Written exercise | State how many lines in the listing below include the word "label". Give nothing but the number.

(Extracts from a graphics dataset)
--------------------------------------------------

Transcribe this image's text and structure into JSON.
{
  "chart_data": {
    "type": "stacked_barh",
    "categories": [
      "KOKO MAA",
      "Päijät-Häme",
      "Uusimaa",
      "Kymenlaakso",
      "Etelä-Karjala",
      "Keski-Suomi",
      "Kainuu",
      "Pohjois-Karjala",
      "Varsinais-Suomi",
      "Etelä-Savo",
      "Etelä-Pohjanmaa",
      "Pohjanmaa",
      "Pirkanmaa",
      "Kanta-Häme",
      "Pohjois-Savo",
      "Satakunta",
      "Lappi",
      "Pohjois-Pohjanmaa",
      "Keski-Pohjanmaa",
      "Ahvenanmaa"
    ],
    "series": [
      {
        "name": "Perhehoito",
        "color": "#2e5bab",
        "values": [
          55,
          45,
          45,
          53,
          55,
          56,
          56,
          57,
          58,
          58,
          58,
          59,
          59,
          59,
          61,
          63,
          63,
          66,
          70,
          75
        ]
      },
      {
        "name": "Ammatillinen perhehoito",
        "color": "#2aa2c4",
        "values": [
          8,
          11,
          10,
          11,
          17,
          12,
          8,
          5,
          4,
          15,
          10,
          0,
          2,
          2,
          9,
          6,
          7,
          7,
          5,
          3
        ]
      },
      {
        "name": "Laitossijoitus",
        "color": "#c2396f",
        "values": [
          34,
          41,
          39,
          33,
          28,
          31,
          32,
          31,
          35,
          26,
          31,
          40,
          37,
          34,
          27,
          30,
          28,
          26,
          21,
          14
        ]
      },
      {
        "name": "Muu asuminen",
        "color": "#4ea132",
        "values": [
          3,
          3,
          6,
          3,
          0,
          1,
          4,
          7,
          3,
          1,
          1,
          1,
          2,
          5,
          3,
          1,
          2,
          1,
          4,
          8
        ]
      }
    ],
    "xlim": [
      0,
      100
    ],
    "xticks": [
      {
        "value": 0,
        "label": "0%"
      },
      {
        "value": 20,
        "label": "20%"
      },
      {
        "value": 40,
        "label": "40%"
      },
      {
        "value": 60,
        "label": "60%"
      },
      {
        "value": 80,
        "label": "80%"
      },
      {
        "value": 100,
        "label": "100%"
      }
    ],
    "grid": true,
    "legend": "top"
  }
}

--------------------------------------------------

Written response | 6